SHORT EXERCISE
Recast everything in the records below, from the line containing "col-header-mac-line1: Peer MAC" down to the line containing "label-lan-segment-2: LAN Segment", both included, as a JSON list of strings with one string per line and no blank lines.

## start DATA PROVIDED

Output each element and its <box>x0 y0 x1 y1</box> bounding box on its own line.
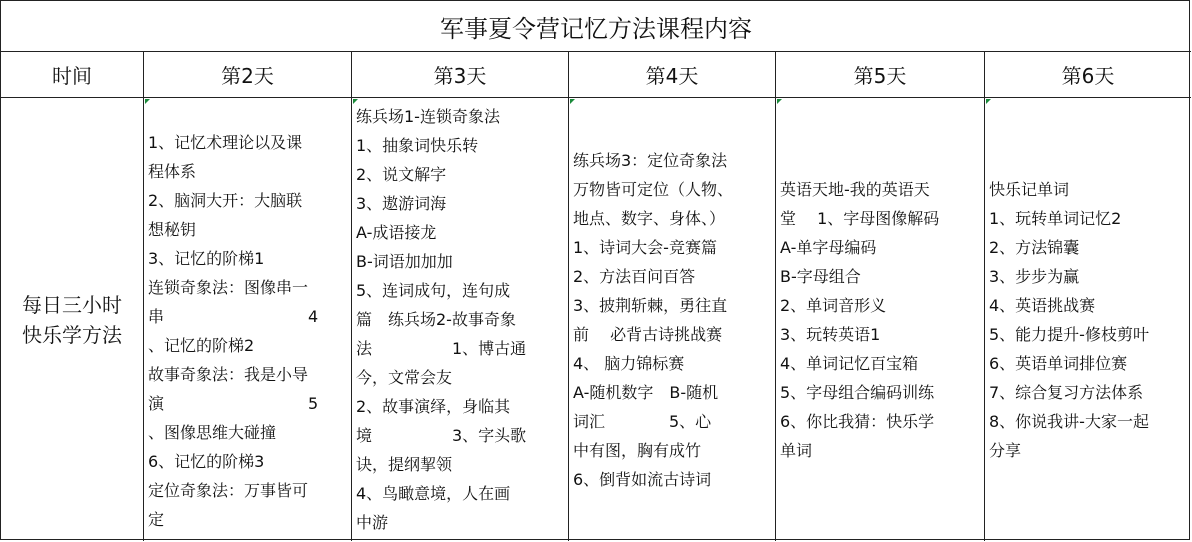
header-day5: 第5天 <box>776 52 985 98</box>
content-line: 地点、数字、身体、） <box>573 208 726 228</box>
content-line: 4、英语挑战赛 <box>989 295 1096 315</box>
content-line: 1、诗词大会-竞赛篇 <box>573 237 717 257</box>
content-line: 词汇 5、心 <box>573 411 712 431</box>
content-line: 3、记忆的阶梯1 <box>148 248 265 268</box>
content-line: 程体系 <box>148 161 197 181</box>
day2-content <box>144 98 352 541</box>
content-line: 3、步步为赢 <box>989 266 1080 286</box>
content-line: 4、单词记忆百宝箱 <box>780 353 919 373</box>
content-line: 6、记忆的阶梯3 <box>148 451 265 471</box>
content-line: 英语天地-我的英语天 <box>780 179 930 199</box>
content-line: 3、披荆斩棘，勇往直 <box>573 295 728 315</box>
day4-content <box>569 98 776 541</box>
header-day4: 第4天 <box>569 52 776 98</box>
comment-marker <box>353 99 358 104</box>
content-line: A-随机数字 B-随机 <box>573 382 719 402</box>
content-line: 定 <box>148 509 165 529</box>
content-line: 5、能力提升-修枝剪叶 <box>989 324 1149 344</box>
content-line: 今，文常会友 <box>356 368 453 387</box>
time-label-line: 快乐学方法 <box>22 322 122 347</box>
header-day3: 第3天 <box>352 52 569 98</box>
content-line: 、记忆的阶梯2 <box>148 335 255 355</box>
comment-marker <box>570 99 575 104</box>
content-line: 2、方法百问百答 <box>573 266 696 286</box>
content-line: 前 必背古诗挑战赛 <box>573 324 723 344</box>
content-line: 串 4 <box>148 306 319 326</box>
time-label-line: 每日三小时 <box>22 292 122 317</box>
content-line: B-词语加加加 <box>356 252 453 271</box>
header-day2: 第2天 <box>144 52 352 98</box>
content-line: 5、字母组合编码训练 <box>780 382 935 402</box>
content-line: 故事奇象法：我是小导 <box>148 364 309 384</box>
content-line: 练兵场1-连锁奇象法 <box>356 107 500 126</box>
content-line: 2、故事演绎，身临其 <box>356 397 511 416</box>
content-line: 练兵场3：定位奇象法 <box>573 150 728 170</box>
content-line: 3、玩转英语1 <box>780 324 881 344</box>
day5-content <box>776 98 985 541</box>
content-line: 、图像思维大碰撞 <box>148 422 277 442</box>
header-time: 时间 <box>1 52 144 98</box>
content-line: 4、鸟瞰意境，人在画 <box>356 484 511 503</box>
content-line: 1、记忆术理论以及课 <box>148 132 303 152</box>
content-line: 2、脑洞大开：大脑联 <box>148 190 303 210</box>
content-line: 定位奇象法：万事皆可 <box>148 480 309 500</box>
content-line: 2、单词音形义 <box>780 295 887 315</box>
content-line: A-单字母编码 <box>780 237 877 257</box>
content-line: 篇 练兵场2-故事奇象 <box>356 310 516 329</box>
header-day6: 第6天 <box>985 52 1191 98</box>
day3-content <box>352 98 569 541</box>
content-line: 1、玩转单词记忆2 <box>989 208 1122 228</box>
day6-content <box>985 98 1191 541</box>
content-line: 中有图，胸有成竹 <box>573 440 702 460</box>
content-line: 快乐记单词 <box>989 179 1070 199</box>
content-line: 2、说文解字 <box>356 165 447 184</box>
content-line: B-字母组合 <box>780 266 861 286</box>
content-line: 7、综合复习方法体系 <box>989 382 1144 402</box>
content-line: 分享 <box>989 440 1022 460</box>
content-line: 1、抽象词快乐转 <box>356 136 479 155</box>
time-cell <box>1 98 144 541</box>
content-line: 8、你说我讲-大家一起 <box>989 411 1149 431</box>
content-line: 想秘钥 <box>148 219 197 239</box>
table-title: 军事夏令营记忆方法课程内容 <box>1 1 1191 52</box>
content-line: 6、你比我猜：快乐学 <box>780 411 935 431</box>
content-line: 单词 <box>780 440 813 460</box>
content-line: 法 1、博古通 <box>356 339 527 358</box>
content-line: 5、连词成句，连句成 <box>356 281 511 300</box>
content-line: 连锁奇象法：图像串一 <box>148 277 309 297</box>
content-line: 6、英语单词排位赛 <box>989 353 1128 373</box>
content-line: 堂 1、字母图像解码 <box>780 208 940 228</box>
content-line: 中游 <box>356 513 389 532</box>
content-line: 万物皆可定位（人物、 <box>573 179 734 199</box>
content-line: A-成语接龙 <box>356 223 437 242</box>
comment-marker <box>986 99 991 104</box>
content-line: 3、遨游词海 <box>356 194 447 213</box>
content-line: 诀，提纲挈领 <box>356 455 453 474</box>
content-line: 4、 脑力锦标赛 <box>573 353 685 373</box>
comment-marker <box>145 99 150 104</box>
content-line: 演 5 <box>148 393 319 413</box>
comment-marker <box>777 99 782 104</box>
content-line: 境 3、字头歌 <box>356 426 527 445</box>
content-line: 6、倒背如流古诗词 <box>573 469 712 489</box>
content-line: 2、方法锦囊 <box>989 237 1080 257</box>
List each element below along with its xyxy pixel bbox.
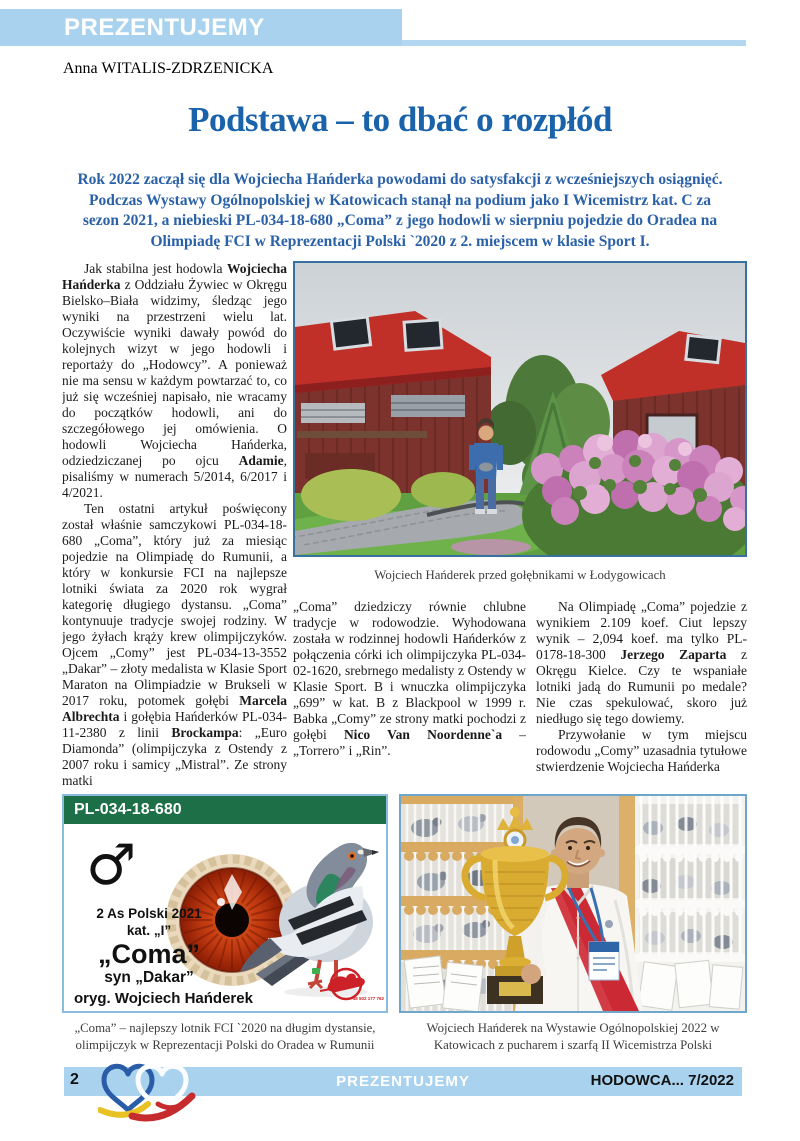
male-symbol-icon: ♂ [86, 833, 137, 898]
award-line: 2 As Polski 2021 [96, 906, 202, 921]
text-run: z Okręgu Kielce. Czy te wspaniałe lotniki jadą do Rumunii po medale? Nie czas spekulować, skoro już niedługo się tego dowiemy. [536, 647, 747, 726]
text-run: Jak stabilna jest hodowla [84, 261, 227, 276]
text-run: , pisaliśmy w numerach 5/2014, 6/2017 i 4/2021. [62, 453, 287, 500]
text-run: – „Torrero” i „Rin”. [293, 727, 526, 758]
section-label: PREZENTUJEMY [64, 13, 265, 41]
header-rule [402, 40, 746, 46]
father-name: Adamie [238, 453, 284, 468]
pigeon-name: „Coma” [97, 939, 200, 969]
photographer-phone: +48 502 177 762 [350, 996, 384, 1001]
article-column-left [62, 261, 287, 793]
garden-photo-illustration [295, 263, 745, 555]
article-column-middle [293, 599, 526, 795]
text-run: i gołębia Hańderków PL-034-11-2380 z linii [62, 709, 287, 740]
text-run: : „Euro Diamonda” (olimpijczyka z Ostendy z 2007 roku i samicy „Mistral”. Ze strony matki [62, 725, 287, 788]
article-lead: Rok 2022 zaczął się dla Wojciecha Hańderka powodami do satysfakcji z wcześniejszych osiągnięć. Podczas Wystawy Ogólnopolskiej w Katowicach stanął na podium jako I Wicemistrz kat. C za sezon 2021, a niebieski PL-034-18-680 „Coma” z jego hodowli w sierpniu pojedzie do Oradea na Olimpiadę FCI w Reprezentacji Polski `2020 z 2. miejscem w klasie Sport I. [77, 171, 723, 250]
trophy-photo-illustration [401, 796, 745, 1011]
header-bar [0, 9, 402, 46]
exhibitor-badge [589, 942, 619, 980]
pigeon-origin: oryg. Wojciech Hańderek [74, 990, 253, 1007]
magazine-issue: HODOWCA... 7/2022 [590, 1072, 734, 1089]
ring-number-bar [64, 796, 386, 824]
trophy-photo [399, 794, 747, 1013]
article-title: Podstawa – to dbać o rozpłód [188, 100, 612, 139]
trophy-photo-caption: Wojciech Hańderek na Wystawie Ogólnopolskiej 2022 w Katowicach z pucharem i szarfą II Wicemistrza Polski [426, 1021, 720, 1052]
hearts-logo-icon [98, 1058, 198, 1124]
footer-section-label: PREZENTUJEMY [336, 1073, 470, 1090]
author-name: Anna WITALIS-ZDRZENICKA [63, 60, 274, 77]
paragraph [536, 599, 747, 727]
paragraph [62, 261, 287, 501]
garden-photo-caption: Wojciech Hańderek przed gołębnikami w Łodygowicach [374, 568, 666, 582]
breeder-name: Wojciecha Hańderka [62, 261, 287, 292]
text-run: Na Olimpiadę „Coma” pojedzie z wynikiem 2.109 koef. Ciut lepszy wynik – 2,094 koef. ma tylko PL-0178-18-300 [536, 599, 747, 662]
pigeon-card-caption: „Coma” – najlepszy lotnik FCI `2020 na długim dystansie, olimpijczyk w Reprezentacji Polski do Oradea w Rumunii [74, 1021, 376, 1052]
right-cages [635, 796, 745, 1011]
text-run: „Coma” dziedziczy równie chlubne tradycje w rodowodzie. Wyhodowana została w rodzinnej hodowli Hańderków z połączenia córki ich olimpijczyka PL-034-02-1620, srebrnego medalisty z Ostendy w Klasie Sport. B i wnuczka olimpijczyka „699” w kat. B z Blackpool w 1999 r. Babka „Comy” ze strony matki pochodzi z gołębi [293, 599, 526, 742]
paragraph [62, 501, 287, 789]
garden-photo [293, 261, 747, 557]
pigeon-card-body [64, 824, 386, 1011]
paragraph: Przywołanie w tym miejscu rodowodu „Comy” uzasadnia tytułowe stwierdzenie Wojciecha Hańderka [536, 727, 747, 774]
page-number: 2 [70, 1071, 79, 1088]
text-run: Ten ostatni artykuł poświęcony został właśnie samczykowi PL-034-18-680 „Coma”, który już za miesiąc pojedzie na Olimpiadę do Rumunii, a który w konkursie FCI na najlepsze lotniki świata za 2020 rok wygrał kategorię długiego dystansu. „Coma” kontynuuje tradycje swojej rodziny. W jego żyłach krąży krew olimpijczyków. Ojcem „Comy” jest PL-034-13-3552 „Dakar” – złoty medalista w Klasie Sport Maraton na Olimpiadzie w Brukseli w 2017 roku, potomek gołębi [62, 501, 287, 708]
breeder-name: Jerzego Zaparta [620, 647, 727, 662]
award-category: kat. „I” [126, 923, 172, 938]
pigeon-lineage: syn „Dakar” [104, 969, 194, 986]
text-run: z Oddziału Żywiec w Okręgu Bielsko–Biała widzimy, śledząc jego wyniki na przestrzeni wielu lat. Oczywiście wyniki dawały powód do kolejnych wizyt w jego hodowli i reportaży do „Hodowcy”. A ponieważ nie ma sensu w każdym powtarzać to, co już się wcześniej napisało, nie wracamy do początków hodowli, ani do szczegółowego jej omówienia. O hodowli Wojciecha Hańderka, odziedziczanej po ojcu [62, 277, 287, 468]
breeder-name: Nico Van Noordenne`a [343, 727, 503, 742]
ring-number: PL-034-18-680 [74, 801, 182, 818]
breeder-name: Marcela Albrechta [62, 693, 287, 724]
pigeon-card [62, 794, 388, 1013]
article-column-right [536, 599, 747, 795]
paragraph [293, 599, 526, 759]
line-name: Brockampa [171, 725, 239, 740]
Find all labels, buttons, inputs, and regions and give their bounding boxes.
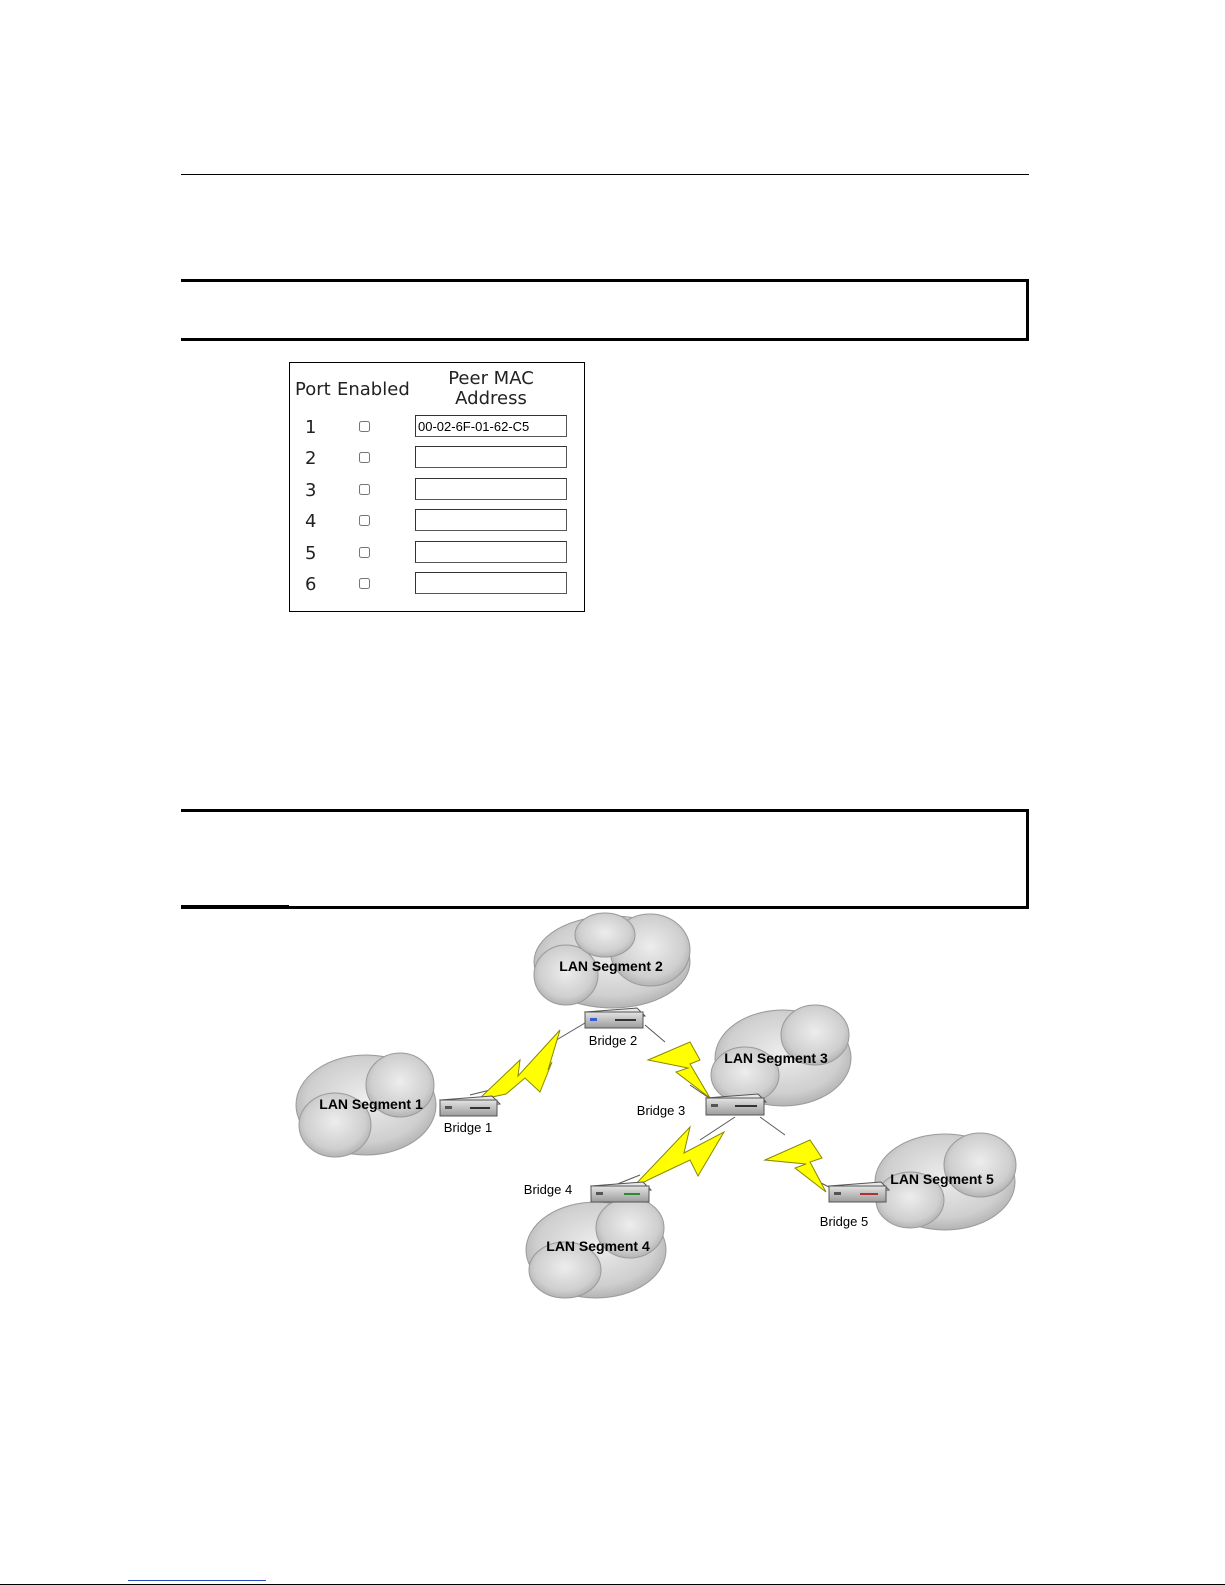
col-header-mac-line1: Peer MAC <box>448 368 534 389</box>
link-bridge3-bridge4 <box>615 1117 735 1188</box>
lightning-icon <box>765 1140 826 1192</box>
label-lan-segment-4: LAN Segment 4 <box>546 1238 650 1254</box>
lightning-icon <box>648 1042 710 1098</box>
label-lan-segment-2: LAN Segment 2 <box>559 958 663 974</box>
label-bridge-5: Bridge 5 <box>819 1214 869 1229</box>
port-number: 5 <box>305 543 317 564</box>
port-number: 4 <box>305 511 317 532</box>
label-bridge-3: Bridge 3 <box>636 1103 686 1118</box>
link-bridge2-bridge3 <box>645 1025 712 1100</box>
label-lan-segment-1: LAN Segment 1 <box>319 1096 423 1112</box>
label-bridge-4: Bridge 4 <box>523 1182 573 1197</box>
port-number: 1 <box>305 417 317 438</box>
bridge-device-3 <box>706 1094 766 1115</box>
footer-link-underline <box>128 1580 266 1581</box>
col-header-port: Port <box>295 379 331 400</box>
label-lan-segment-3: LAN Segment 3 <box>724 1050 828 1066</box>
link-bridge1-bridge2 <box>470 1020 590 1100</box>
port-number: 6 <box>305 574 317 595</box>
port-number: 2 <box>305 448 317 469</box>
bridge-device-1 <box>440 1096 500 1116</box>
col-header-enabled: Enabled <box>337 379 410 400</box>
label-lan-segment-5: LAN Segment 5 <box>890 1171 994 1187</box>
bridge-device-4 <box>591 1182 651 1202</box>
link-bridge3-bridge5 <box>760 1117 835 1192</box>
label-bridge-2: Bridge 2 <box>588 1033 638 1048</box>
bridge-device-2 <box>585 1008 645 1028</box>
lightning-icon <box>478 1030 560 1100</box>
port-number: 3 <box>305 480 317 501</box>
bridge-device-5 <box>829 1182 889 1202</box>
lightning-icon <box>632 1127 724 1188</box>
label-bridge-1: Bridge 1 <box>443 1120 493 1135</box>
col-header-mac-line2: Address <box>455 388 527 409</box>
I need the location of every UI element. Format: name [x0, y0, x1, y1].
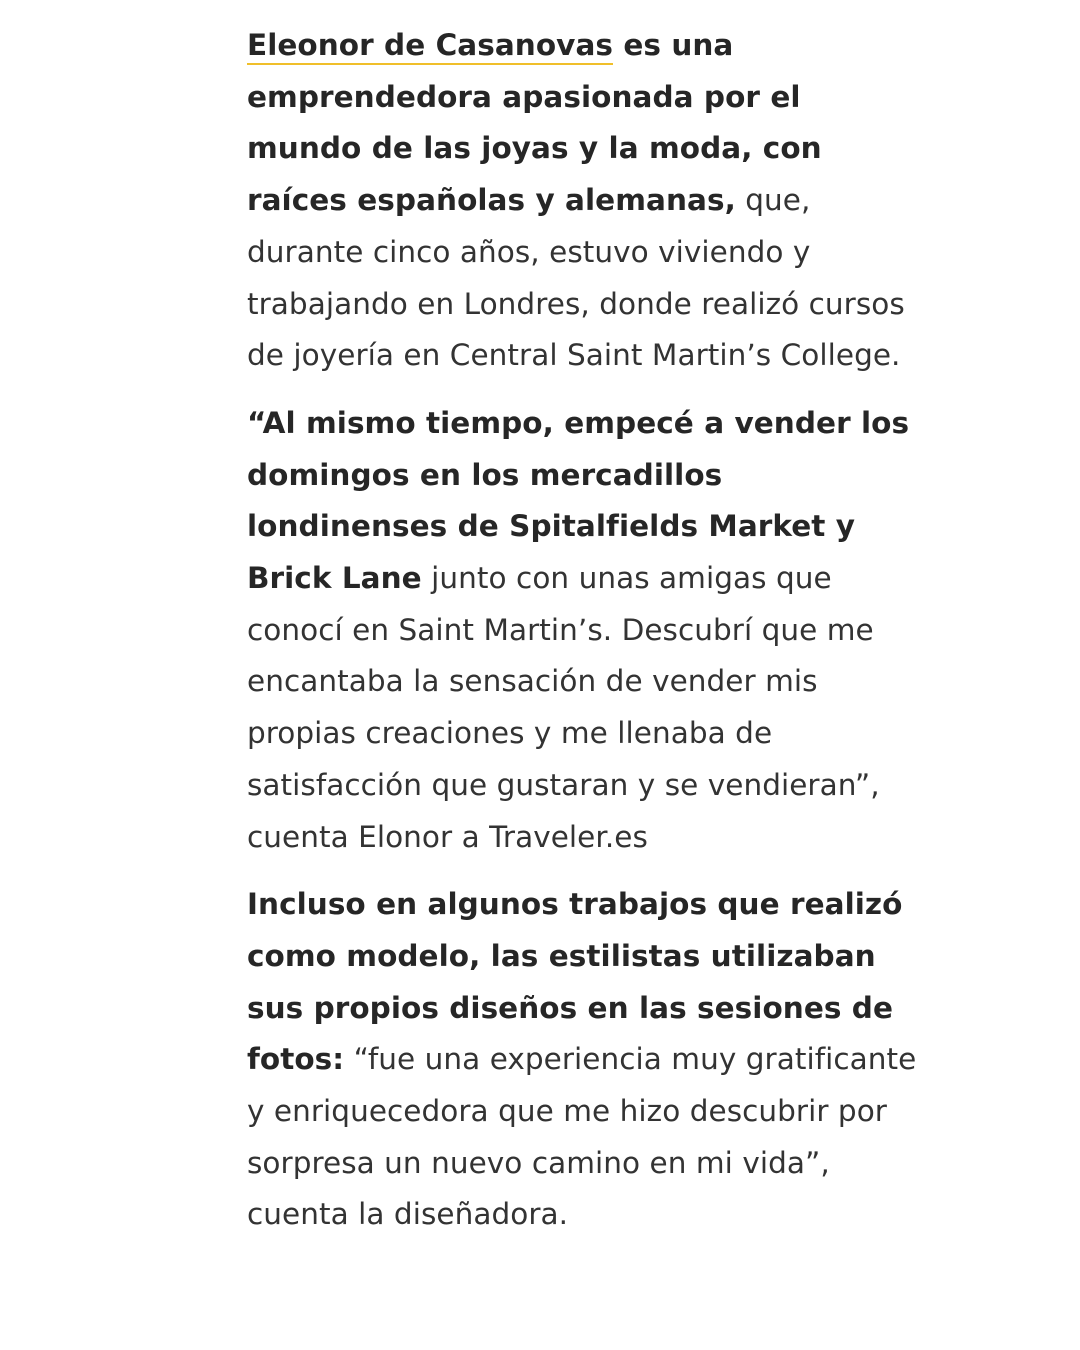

## end DATA PROVIDED

RESULT
[
  "col-header-mac-line1: Peer MAC <box>448 368 534 389</box>",
  "link-bridge3-bridge4 <box>615 1117 735 1188</box>",
  "lightning-icon <box>765 1140 826 1192</box>",
  "label-lan-segment-4: LAN Segment 4 <box>546 1238 650 1254</box>",
  "lightning-icon <box>648 1042 710 1098</box>",
  "label-lan-segment-2: LAN Segment 2 <box>559 958 663 974</box>"
]